Direction 1: From the DIVA-2 project overview, list every Python script file (ending in .py) that it names.
Direction 2: Pick up the DIVA-2 project overview after its last sentence and keep writing it.

Document extract:

** start **

This repository contains the code, data preparation scripts, and Jupyter notebooks for the DIVA-2 machine learning project. The project encompasses both binary/anomaly detection and multiclass classification tasks, alongside meta-learning capabilities.
diva-2/
├── .gitignore
├── clean_test/
│ ├── README.md
│ ├── new_metalearner.py
│ └── testv2.py
├── detector.ipynb
├── generate_data_folder.py
├── meta_db_universal.csv
├── multiclass.ipynb
├── poc_subsample.py
├── requirements.txt
├── scripts/
└── results/
└── detector_checkpoint.pkl
Ensure you have Python installed on your system. To install the necessary project dependencies, use the provided requirements file:
pip install -r requirements.txt
meta_db_universal.csv: The primary metadata database file utilized across the project's models and scripts.generate_data_folder.py: A utility script designed to parse the metadata and structure the dataset directories for training and evaluation.poc_subsample.py: A Proof-of-Concept (PoC) script used for subsampling data, likely to create smaller, manageable datasets for rapid testing and prototyping.

** end **

Dataset excerpt:
** start **

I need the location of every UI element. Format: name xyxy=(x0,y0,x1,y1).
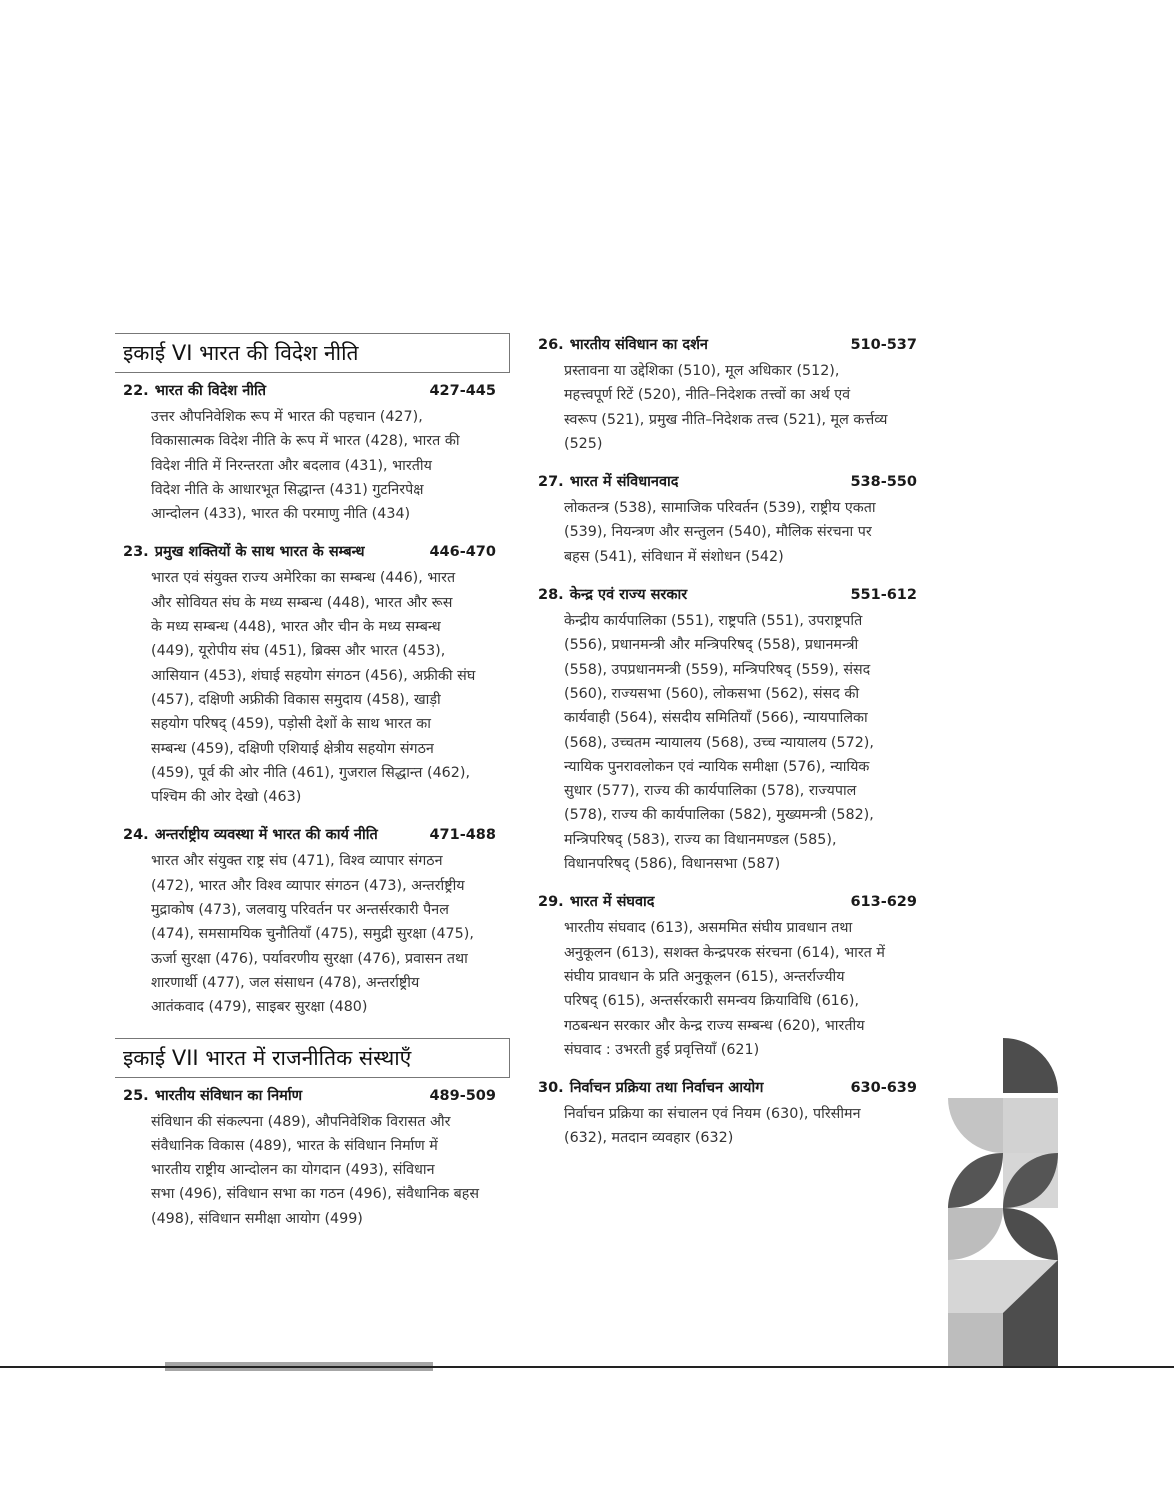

** end **

Task result 1: new_metalearner.py, testv2.py, generate_data_folder.py, poc_subsample.py

Task result 2:
🔄 Regenerating the Metadata Database:
If you need to regenerate or update the meta_db_universal.csv file, execute the following commands in order:
- First, generate the data folder structure:
python generate_data_folder.py
- Then, synchronize the metadata database using the provided script module:
python -m scripts.meta_db sync
detector.ipynb: A Jupyter Notebook dedicated to building, training, and evaluating the core detection model.multiclass.ipynb: A Jupyter Notebook focused on expanding the modeling to handle multiclass classification tasks.
The development, training, and evaluation for this project were conducted on a machine with the following hardware and software specifications. When reproducing this work, similar or more powerful hardware is recommended (especially regarding GPU and VRAM) for optimal training times.
Hardware Specifications:
- Processor (CPU): 13th Gen Intel® Core™ i7-13620H (10 Cores, 16 Threads)
- Memory (RAM): 16 GB
- Graphics (GPU): NVIDIA GeForce RTX 3050 (6 GB VRAM)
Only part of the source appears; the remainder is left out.